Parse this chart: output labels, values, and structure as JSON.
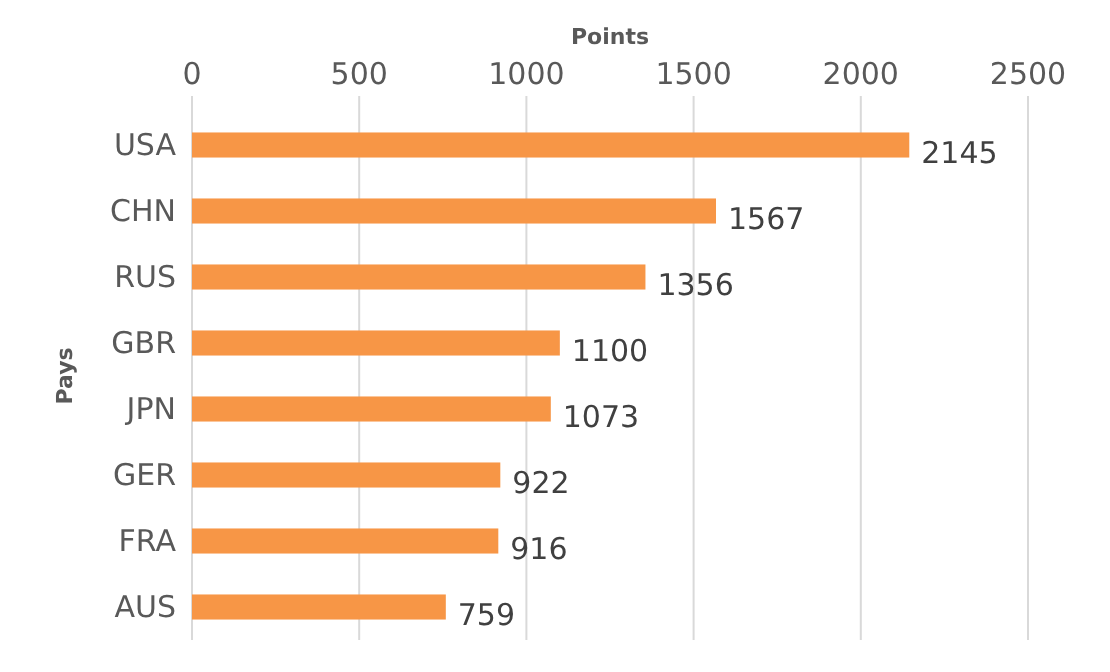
{
  "chart_data": {
    "type": "bar",
    "orientation": "horizontal",
    "xlabel": "Points",
    "ylabel": "Pays",
    "categories": [
      "USA",
      "CHN",
      "RUS",
      "GBR",
      "JPN",
      "GER",
      "FRA",
      "AUS"
    ],
    "values": [
      2145,
      1567,
      1356,
      1100,
      1073,
      922,
      916,
      759
    ],
    "color": "#f79646",
    "xlim": [
      0,
      2500
    ],
    "xticks": [
      0,
      500,
      1000,
      1500,
      2000,
      2500
    ],
    "grid": "x",
    "data_labels": true
  }
}
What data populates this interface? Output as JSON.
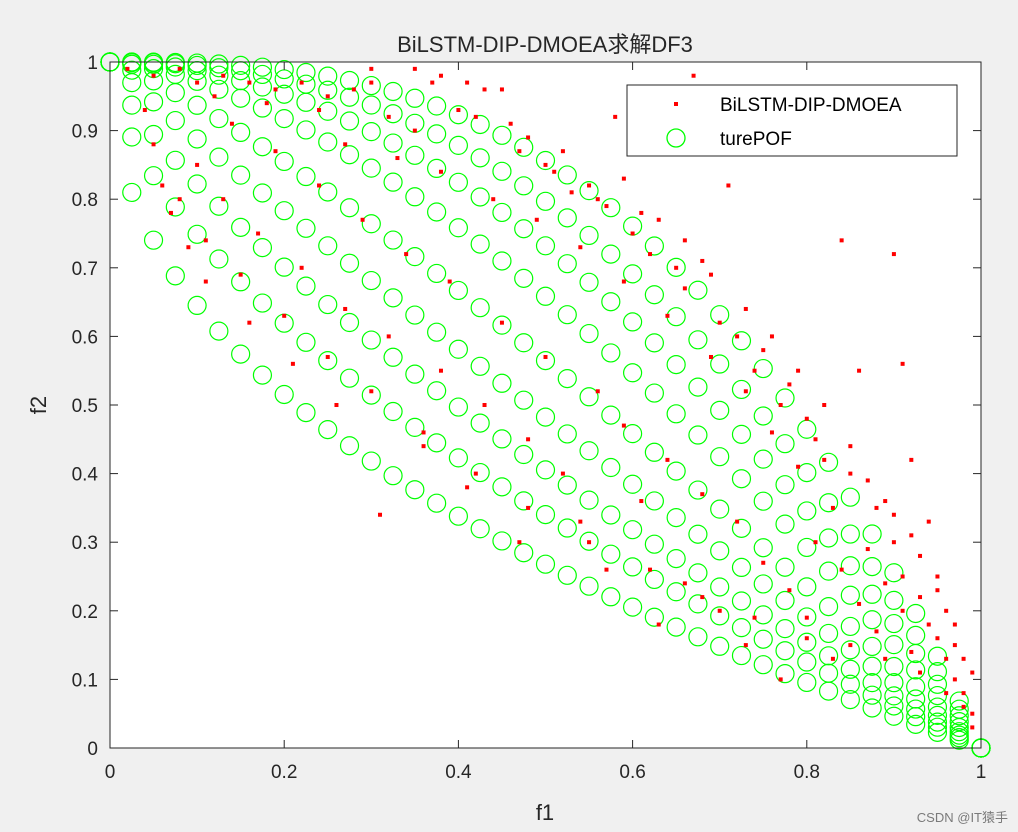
{
  "chart_data": {
    "type": "scatter",
    "title": "BiLSTM-DIP-DMOEA求解DF3",
    "xlabel": "f1",
    "ylabel": "f2",
    "xlim": [
      0,
      1
    ],
    "ylim": [
      0,
      1
    ],
    "xticks": [
      "0",
      "0.2",
      "0.4",
      "0.6",
      "0.8",
      "1"
    ],
    "yticks": [
      "0",
      "0.1",
      "0.2",
      "0.3",
      "0.4",
      "0.5",
      "0.6",
      "0.7",
      "0.8",
      "0.9",
      "1"
    ],
    "grid": false,
    "legend_position": "top-right",
    "colors": {
      "obtained": "#ff0000",
      "true_pof": "#00ff00"
    },
    "true_pof_front_exponents": [
      0.45,
      0.6,
      0.75,
      0.95,
      1.2,
      1.55,
      1.9,
      2.3,
      2.8
    ],
    "series": [
      {
        "name": "BiLSTM-DIP-DMOEA",
        "marker": "point",
        "color": "#ff0000",
        "points": [
          [
            0.02,
            0.99
          ],
          [
            0.05,
            0.98
          ],
          [
            0.08,
            0.99
          ],
          [
            0.1,
            0.97
          ],
          [
            0.13,
            0.98
          ],
          [
            0.16,
            0.97
          ],
          [
            0.19,
            0.96
          ],
          [
            0.22,
            0.97
          ],
          [
            0.25,
            0.95
          ],
          [
            0.28,
            0.96
          ],
          [
            0.3,
            0.97
          ],
          [
            0.3,
            0.99
          ],
          [
            0.32,
            0.92
          ],
          [
            0.35,
            0.9
          ],
          [
            0.37,
            0.97
          ],
          [
            0.4,
            0.93
          ],
          [
            0.42,
            0.92
          ],
          [
            0.43,
            0.96
          ],
          [
            0.46,
            0.91
          ],
          [
            0.48,
            0.89
          ],
          [
            0.5,
            0.85
          ],
          [
            0.52,
            0.87
          ],
          [
            0.53,
            0.81
          ],
          [
            0.55,
            0.82
          ],
          [
            0.57,
            0.79
          ],
          [
            0.58,
            0.92
          ],
          [
            0.59,
            0.83
          ],
          [
            0.6,
            0.75
          ],
          [
            0.62,
            0.72
          ],
          [
            0.63,
            0.77
          ],
          [
            0.65,
            0.7
          ],
          [
            0.66,
            0.67
          ],
          [
            0.67,
            0.98
          ],
          [
            0.68,
            0.71
          ],
          [
            0.7,
            0.62
          ],
          [
            0.71,
            0.82
          ],
          [
            0.72,
            0.6
          ],
          [
            0.74,
            0.55
          ],
          [
            0.75,
            0.58
          ],
          [
            0.77,
            0.5
          ],
          [
            0.78,
            0.53
          ],
          [
            0.8,
            0.48
          ],
          [
            0.81,
            0.45
          ],
          [
            0.82,
            0.42
          ],
          [
            0.84,
            0.74
          ],
          [
            0.85,
            0.4
          ],
          [
            0.86,
            0.55
          ],
          [
            0.88,
            0.35
          ],
          [
            0.89,
            0.36
          ],
          [
            0.9,
            0.72
          ],
          [
            0.9,
            0.3
          ],
          [
            0.91,
            0.56
          ],
          [
            0.92,
            0.42
          ],
          [
            0.93,
            0.28
          ],
          [
            0.94,
            0.33
          ],
          [
            0.95,
            0.25
          ],
          [
            0.96,
            0.2
          ],
          [
            0.97,
            0.15
          ],
          [
            0.97,
            0.1
          ],
          [
            0.98,
            0.08
          ],
          [
            0.99,
            0.05
          ],
          [
            0.99,
            0.03
          ],
          [
            0.96,
            0.13
          ],
          [
            0.94,
            0.18
          ],
          [
            0.93,
            0.22
          ],
          [
            0.92,
            0.14
          ],
          [
            0.91,
            0.2
          ],
          [
            0.89,
            0.24
          ],
          [
            0.88,
            0.17
          ],
          [
            0.86,
            0.21
          ],
          [
            0.84,
            0.26
          ],
          [
            0.83,
            0.13
          ],
          [
            0.81,
            0.3
          ],
          [
            0.8,
            0.19
          ],
          [
            0.78,
            0.23
          ],
          [
            0.77,
            0.1
          ],
          [
            0.75,
            0.27
          ],
          [
            0.73,
            0.15
          ],
          [
            0.72,
            0.33
          ],
          [
            0.7,
            0.2
          ],
          [
            0.68,
            0.37
          ],
          [
            0.66,
            0.24
          ],
          [
            0.64,
            0.42
          ],
          [
            0.63,
            0.18
          ],
          [
            0.61,
            0.36
          ],
          [
            0.59,
            0.47
          ],
          [
            0.57,
            0.26
          ],
          [
            0.56,
            0.52
          ],
          [
            0.54,
            0.33
          ],
          [
            0.52,
            0.4
          ],
          [
            0.5,
            0.57
          ],
          [
            0.48,
            0.45
          ],
          [
            0.47,
            0.3
          ],
          [
            0.45,
            0.62
          ],
          [
            0.43,
            0.5
          ],
          [
            0.41,
            0.38
          ],
          [
            0.39,
            0.68
          ],
          [
            0.38,
            0.55
          ],
          [
            0.36,
            0.44
          ],
          [
            0.34,
            0.72
          ],
          [
            0.32,
            0.6
          ],
          [
            0.31,
            0.34
          ],
          [
            0.29,
            0.77
          ],
          [
            0.27,
            0.64
          ],
          [
            0.26,
            0.5
          ],
          [
            0.24,
            0.82
          ],
          [
            0.22,
            0.7
          ],
          [
            0.21,
            0.56
          ],
          [
            0.19,
            0.87
          ],
          [
            0.17,
            0.75
          ],
          [
            0.16,
            0.62
          ],
          [
            0.14,
            0.91
          ],
          [
            0.13,
            0.8
          ],
          [
            0.11,
            0.68
          ],
          [
            0.1,
            0.85
          ],
          [
            0.09,
            0.73
          ],
          [
            0.07,
            0.78
          ],
          [
            0.06,
            0.82
          ],
          [
            0.05,
            0.88
          ],
          [
            0.04,
            0.93
          ],
          [
            0.12,
            0.95
          ],
          [
            0.18,
            0.94
          ],
          [
            0.24,
            0.93
          ],
          [
            0.27,
            0.88
          ],
          [
            0.33,
            0.86
          ],
          [
            0.38,
            0.84
          ],
          [
            0.44,
            0.8
          ],
          [
            0.49,
            0.77
          ],
          [
            0.54,
            0.73
          ],
          [
            0.59,
            0.68
          ],
          [
            0.64,
            0.63
          ],
          [
            0.69,
            0.57
          ],
          [
            0.73,
            0.52
          ],
          [
            0.76,
            0.46
          ],
          [
            0.79,
            0.41
          ],
          [
            0.83,
            0.35
          ],
          [
            0.87,
            0.29
          ],
          [
            0.91,
            0.25
          ],
          [
            0.95,
            0.16
          ],
          [
            0.98,
            0.06
          ],
          [
            0.35,
            0.99
          ],
          [
            0.38,
            0.98
          ],
          [
            0.41,
            0.97
          ],
          [
            0.45,
            0.96
          ],
          [
            0.47,
            0.87
          ],
          [
            0.51,
            0.84
          ],
          [
            0.56,
            0.8
          ],
          [
            0.61,
            0.78
          ],
          [
            0.66,
            0.74
          ],
          [
            0.69,
            0.69
          ],
          [
            0.73,
            0.64
          ],
          [
            0.76,
            0.6
          ],
          [
            0.79,
            0.55
          ],
          [
            0.82,
            0.5
          ],
          [
            0.85,
            0.44
          ],
          [
            0.87,
            0.39
          ],
          [
            0.9,
            0.34
          ],
          [
            0.92,
            0.31
          ],
          [
            0.95,
            0.23
          ],
          [
            0.97,
            0.18
          ],
          [
            0.98,
            0.13
          ],
          [
            0.99,
            0.11
          ],
          [
            0.96,
            0.08
          ],
          [
            0.93,
            0.11
          ],
          [
            0.89,
            0.13
          ],
          [
            0.85,
            0.15
          ],
          [
            0.8,
            0.16
          ],
          [
            0.74,
            0.19
          ],
          [
            0.68,
            0.22
          ],
          [
            0.62,
            0.26
          ],
          [
            0.55,
            0.3
          ],
          [
            0.48,
            0.35
          ],
          [
            0.42,
            0.4
          ],
          [
            0.36,
            0.46
          ],
          [
            0.3,
            0.52
          ],
          [
            0.25,
            0.57
          ],
          [
            0.2,
            0.63
          ],
          [
            0.15,
            0.69
          ],
          [
            0.11,
            0.74
          ],
          [
            0.08,
            0.8
          ]
        ]
      },
      {
        "name": "turePOF",
        "marker": "circle",
        "color": "#00ff00",
        "points": []
      }
    ],
    "source_credit": "CSDN @IT猿手"
  }
}
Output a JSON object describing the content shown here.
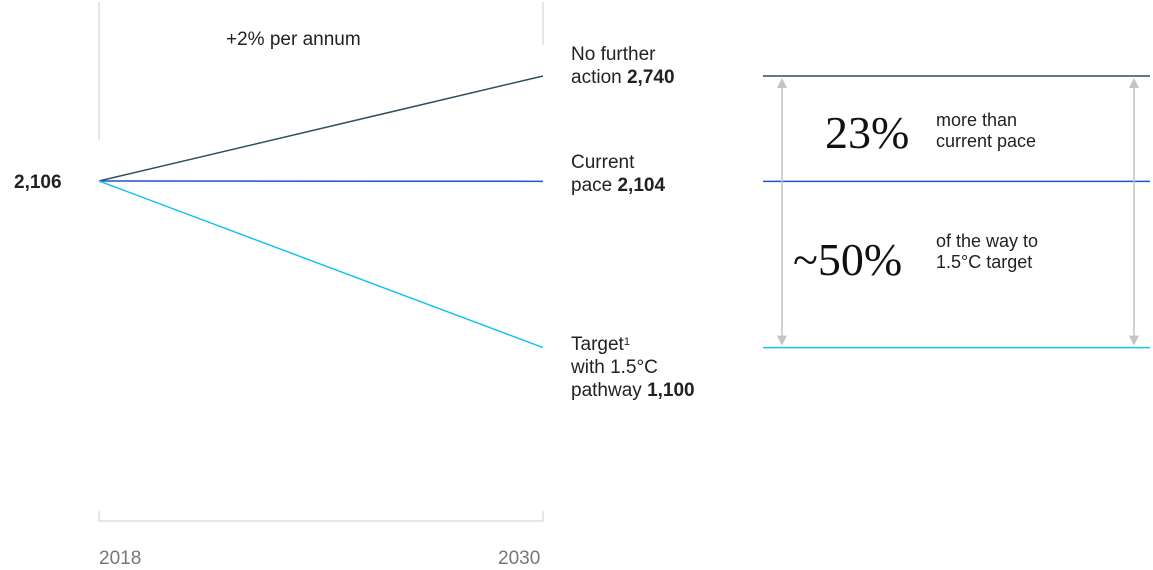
{
  "chart_data": {
    "type": "line",
    "x": [
      2018,
      2030
    ],
    "annotation_rate": "+2% per annum",
    "start_value_label": "2,106",
    "series": [
      {
        "name": "No further action",
        "values": [
          2106,
          2740
        ],
        "value_label": "2,740",
        "color": "#2e4f5e"
      },
      {
        "name": "Current pace",
        "values": [
          2106,
          2104
        ],
        "value_label": "2,104",
        "color": "#2251c8"
      },
      {
        "name": "Target with 1.5°C pathway",
        "values": [
          2106,
          1100
        ],
        "value_label": "1,100",
        "color": "#19c3f0"
      }
    ],
    "xticks": [
      "2018",
      "2030"
    ],
    "ylim": [
      0,
      3000
    ]
  },
  "labels": {
    "rate": "+2% per annum",
    "start": "2,106",
    "nfa_line1": "No further",
    "nfa_line2": "action",
    "nfa_value": "2,740",
    "cp_line1": "Current",
    "cp_line2": "pace",
    "cp_value": "2,104",
    "t_line1": "Target",
    "t_sup": "1",
    "t_line2": "with 1.5°C",
    "t_line3": "pathway",
    "t_value": "1,100",
    "x_start": "2018",
    "x_end": "2030"
  },
  "callouts": {
    "gap1_big": "23%",
    "gap1_line1": "more than",
    "gap1_line2": "current pace",
    "gap2_big": "~50%",
    "gap2_line1": "of the way to",
    "gap2_line2": "1.5°C target"
  },
  "colors": {
    "axis": "#cccccc",
    "arrow": "#c4c4c4"
  }
}
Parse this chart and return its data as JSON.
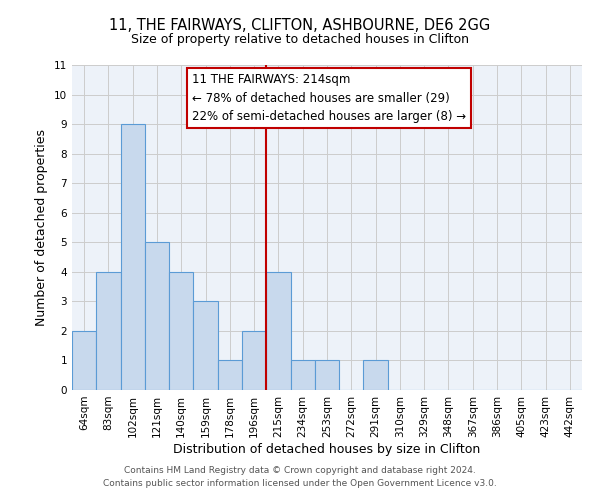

_ _ _

TO BE DONE: Only the number is wanted: how many lines in the entries above contain the string "name"?

FULL ANSWER: 5